Direction: Write out the complete material exactly as it stands.

Records from a dataset:

--- BEGIN ---

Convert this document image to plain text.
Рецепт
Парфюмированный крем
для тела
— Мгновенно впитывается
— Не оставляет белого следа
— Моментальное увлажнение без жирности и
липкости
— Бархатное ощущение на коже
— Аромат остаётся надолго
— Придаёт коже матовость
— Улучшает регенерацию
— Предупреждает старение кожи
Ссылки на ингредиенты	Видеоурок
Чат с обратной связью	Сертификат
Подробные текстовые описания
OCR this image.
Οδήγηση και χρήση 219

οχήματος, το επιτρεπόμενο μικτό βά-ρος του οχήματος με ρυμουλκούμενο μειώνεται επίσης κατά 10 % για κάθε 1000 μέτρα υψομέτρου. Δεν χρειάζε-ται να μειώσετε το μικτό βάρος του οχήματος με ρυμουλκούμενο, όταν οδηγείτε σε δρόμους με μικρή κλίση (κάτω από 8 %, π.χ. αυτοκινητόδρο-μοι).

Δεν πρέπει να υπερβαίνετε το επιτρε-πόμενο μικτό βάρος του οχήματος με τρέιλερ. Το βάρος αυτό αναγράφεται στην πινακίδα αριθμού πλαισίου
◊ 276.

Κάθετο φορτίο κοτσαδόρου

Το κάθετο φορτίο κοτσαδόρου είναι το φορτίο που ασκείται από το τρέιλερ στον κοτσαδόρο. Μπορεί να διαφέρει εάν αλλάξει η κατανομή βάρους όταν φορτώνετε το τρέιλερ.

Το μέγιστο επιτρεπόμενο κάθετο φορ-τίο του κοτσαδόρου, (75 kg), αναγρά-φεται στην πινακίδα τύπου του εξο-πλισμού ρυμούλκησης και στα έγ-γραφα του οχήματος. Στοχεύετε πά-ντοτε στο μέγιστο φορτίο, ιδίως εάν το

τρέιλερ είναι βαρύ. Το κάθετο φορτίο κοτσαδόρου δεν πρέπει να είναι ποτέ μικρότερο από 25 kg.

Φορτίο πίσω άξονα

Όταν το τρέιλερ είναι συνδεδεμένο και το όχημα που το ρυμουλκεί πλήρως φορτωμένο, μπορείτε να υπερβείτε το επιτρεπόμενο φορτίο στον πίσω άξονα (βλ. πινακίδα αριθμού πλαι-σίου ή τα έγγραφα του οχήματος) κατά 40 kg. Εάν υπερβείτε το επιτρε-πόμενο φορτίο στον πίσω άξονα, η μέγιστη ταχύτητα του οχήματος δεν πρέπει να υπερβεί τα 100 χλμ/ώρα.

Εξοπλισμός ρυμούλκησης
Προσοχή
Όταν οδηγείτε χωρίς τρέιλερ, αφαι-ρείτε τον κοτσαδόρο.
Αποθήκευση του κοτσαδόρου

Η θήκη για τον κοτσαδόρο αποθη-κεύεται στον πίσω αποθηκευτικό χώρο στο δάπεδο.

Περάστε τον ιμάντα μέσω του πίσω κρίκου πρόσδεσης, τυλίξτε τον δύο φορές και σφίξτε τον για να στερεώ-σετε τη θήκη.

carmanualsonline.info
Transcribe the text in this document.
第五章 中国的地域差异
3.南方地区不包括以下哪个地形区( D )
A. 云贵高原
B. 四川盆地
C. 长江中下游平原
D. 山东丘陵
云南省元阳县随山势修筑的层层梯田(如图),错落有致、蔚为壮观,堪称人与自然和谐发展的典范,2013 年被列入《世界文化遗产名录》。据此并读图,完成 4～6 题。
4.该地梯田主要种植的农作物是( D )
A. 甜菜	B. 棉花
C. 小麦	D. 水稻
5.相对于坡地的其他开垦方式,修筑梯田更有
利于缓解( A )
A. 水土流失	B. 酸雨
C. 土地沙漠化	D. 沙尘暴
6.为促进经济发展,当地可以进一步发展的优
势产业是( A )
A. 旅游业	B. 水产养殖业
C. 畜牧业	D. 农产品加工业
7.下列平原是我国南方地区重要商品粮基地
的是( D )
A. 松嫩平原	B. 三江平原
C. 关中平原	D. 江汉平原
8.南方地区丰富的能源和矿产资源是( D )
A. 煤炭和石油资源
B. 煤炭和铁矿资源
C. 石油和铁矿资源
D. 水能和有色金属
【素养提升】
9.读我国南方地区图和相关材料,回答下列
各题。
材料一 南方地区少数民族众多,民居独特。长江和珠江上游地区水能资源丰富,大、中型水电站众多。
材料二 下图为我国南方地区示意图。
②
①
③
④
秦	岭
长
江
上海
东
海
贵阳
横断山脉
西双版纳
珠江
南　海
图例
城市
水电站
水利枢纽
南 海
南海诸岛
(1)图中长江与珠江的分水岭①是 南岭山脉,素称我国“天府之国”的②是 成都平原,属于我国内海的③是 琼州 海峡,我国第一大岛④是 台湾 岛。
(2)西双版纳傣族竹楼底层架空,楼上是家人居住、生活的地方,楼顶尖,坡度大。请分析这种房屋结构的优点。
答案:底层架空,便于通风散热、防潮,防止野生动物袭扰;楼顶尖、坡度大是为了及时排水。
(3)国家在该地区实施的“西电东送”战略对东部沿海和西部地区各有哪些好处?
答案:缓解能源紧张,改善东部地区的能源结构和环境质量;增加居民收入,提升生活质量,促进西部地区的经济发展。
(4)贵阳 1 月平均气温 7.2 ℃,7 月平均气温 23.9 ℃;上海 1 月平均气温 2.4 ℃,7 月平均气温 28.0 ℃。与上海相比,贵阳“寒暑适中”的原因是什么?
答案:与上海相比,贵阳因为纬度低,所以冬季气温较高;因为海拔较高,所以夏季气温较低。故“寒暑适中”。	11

--- END ---

Reply:
Convert this document image to plain text.
Рецепт
Парфюмированный крем
для тела
— Мгновенно впитывается
— Не оставляет белого следа
— Моментальное увлажнение без жирности и
липкости
— Бархатное ощущение на коже
— Аромат остаётся надолго
— Придаёт коже матовость
— Улучшает регенерацию
— Предупреждает старение кожи
Ссылки на ингредиенты	Видеоурок
Чат с обратной связью	Сертификат
Подробные текстовые описания
OCR this image.
Οδήγηση και χρήση 219

οχήματος, το επιτρεπόμενο μικτό βά-ρος του οχήματος με ρυμουλκούμενο μειώνεται επίσης κατά 10 % για κάθε 1000 μέτρα υψομέτρου. Δεν χρειάζε-ται να μειώσετε το μικτό βάρος του οχήματος με ρυμουλκούμενο, όταν οδηγείτε σε δρόμους με μικρή κλίση (κάτω από 8 %, π.χ. αυτοκινητόδρο-μοι).

Δεν πρέπει να υπερβαίνετε το επιτρε-πόμενο μικτό βάρος του οχήματος με τρέιλερ. Το βάρος αυτό αναγράφεται στην πινακίδα αριθμού πλαισίου
◊ 276.

Κάθετο φορτίο κοτσαδόρου

Το κάθετο φορτίο κοτσαδόρου είναι το φορτίο που ασκείται από το τρέιλερ στον κοτσαδόρο. Μπορεί να διαφέρει εάν αλλάξει η κατανομή βάρους όταν φορτώνετε το τρέιλερ.

Το μέγιστο επιτρεπόμενο κάθετο φορ-τίο του κοτσαδόρου, (75 kg), αναγρά-φεται στην πινακίδα τύπου του εξο-πλισμού ρυμούλκησης και στα έγ-γραφα του οχήματος. Στοχεύετε πά-ντοτε στο μέγιστο φορτίο, ιδίως εάν το

τρέιλερ είναι βαρύ. Το κάθετο φορτίο κοτσαδόρου δεν πρέπει να είναι ποτέ μικρότερο από 25 kg.

Φορτίο πίσω άξονα

Όταν το τρέιλερ είναι συνδεδεμένο και το όχημα που το ρυμουλκεί πλήρως φορτωμένο, μπορείτε να υπερβείτε το επιτρεπόμενο φορτίο στον πίσω άξονα (βλ. πινακίδα αριθμού πλαι-σίου ή τα έγγραφα του οχήματος) κατά 40 kg. Εάν υπερβείτε το επιτρε-πόμενο φορτίο στον πίσω άξονα, η μέγιστη ταχύτητα του οχήματος δεν πρέπει να υπερβεί τα 100 χλμ/ώρα.

Εξοπλισμός ρυμούλκησης
Προσοχή
Όταν οδηγείτε χωρίς τρέιλερ, αφαι-ρείτε τον κοτσαδόρο.
Αποθήκευση του κοτσαδόρου

Η θήκη για τον κοτσαδόρο αποθη-κεύεται στον πίσω αποθηκευτικό χώρο στο δάπεδο.

Περάστε τον ιμάντα μέσω του πίσω κρίκου πρόσδεσης, τυλίξτε τον δύο φορές και σφίξτε τον για να στερεώ-σετε τη θήκη.

carmanualsonline.info
Transcribe the text in this document.
第五章 中国的地域差异
3.南方地区不包括以下哪个地形区( D )
A. 云贵高原
B. 四川盆地
C. 长江中下游平原
D. 山东丘陵
云南省元阳县随山势修筑的层层梯田(如图),错落有致、蔚为壮观,堪称人与自然和谐发展的典范,2013 年被列入《世界文化遗产名录》。据此并读图,完成 4～6 题。
4.该地梯田主要种植的农作物是( D )
A. 甜菜	B. 棉花
C. 小麦	D. 水稻
5.相对于坡地的其他开垦方式,修筑梯田更有
利于缓解( A )
A. 水土流失	B. 酸雨
C. 土地沙漠化	D. 沙尘暴
6.为促进经济发展,当地可以进一步发展的优
势产业是( A )
A. 旅游业	B. 水产养殖业
C. 畜牧业	D. 农产品加工业
7.下列平原是我国南方地区重要商品粮基地
的是( D )
A. 松嫩平原	B. 三江平原
C. 关中平原	D. 江汉平原
8.南方地区丰富的能源和矿产资源是( D )
A. 煤炭和石油资源
B. 煤炭和铁矿资源
C. 石油和铁矿资源
D. 水能和有色金属
【素养提升】
9.读我国南方地区图和相关材料,回答下列
各题。
材料一 南方地区少数民族众多,民居独特。长江和珠江上游地区水能资源丰富,大、中型水电站众多。
材料二 下图为我国南方地区示意图。
②
①
③
④
秦	岭
长
江
上海
东
海
贵阳
横断山脉
西双版纳
珠江
南　海
图例
城市
水电站
水利枢纽
南 海
南海诸岛
(1)图中长江与珠江的分水岭①是 南岭山脉,素称我国“天府之国”的②是 成都平原,属于我国内海的③是 琼州 海峡,我国第一大岛④是 台湾 岛。
(2)西双版纳傣族竹楼底层架空,楼上是家人居住、生活的地方,楼顶尖,坡度大。请分析这种房屋结构的优点。
答案:底层架空,便于通风散热、防潮,防止野生动物袭扰;楼顶尖、坡度大是为了及时排水。
(3)国家在该地区实施的“西电东送”战略对东部沿海和西部地区各有哪些好处?
答案:缓解能源紧张,改善东部地区的能源结构和环境质量;增加居民收入,提升生活质量,促进西部地区的经济发展。
(4)贵阳 1 月平均气温 7.2 ℃,7 月平均气温 23.9 ℃;上海 1 月平均气温 2.4 ℃,7 月平均气温 28.0 ℃。与上海相比,贵阳“寒暑适中”的原因是什么?
答案:与上海相比,贵阳因为纬度低,所以冬季气温较高;因为海拔较高,所以夏季气温较低。故“寒暑适中”。	11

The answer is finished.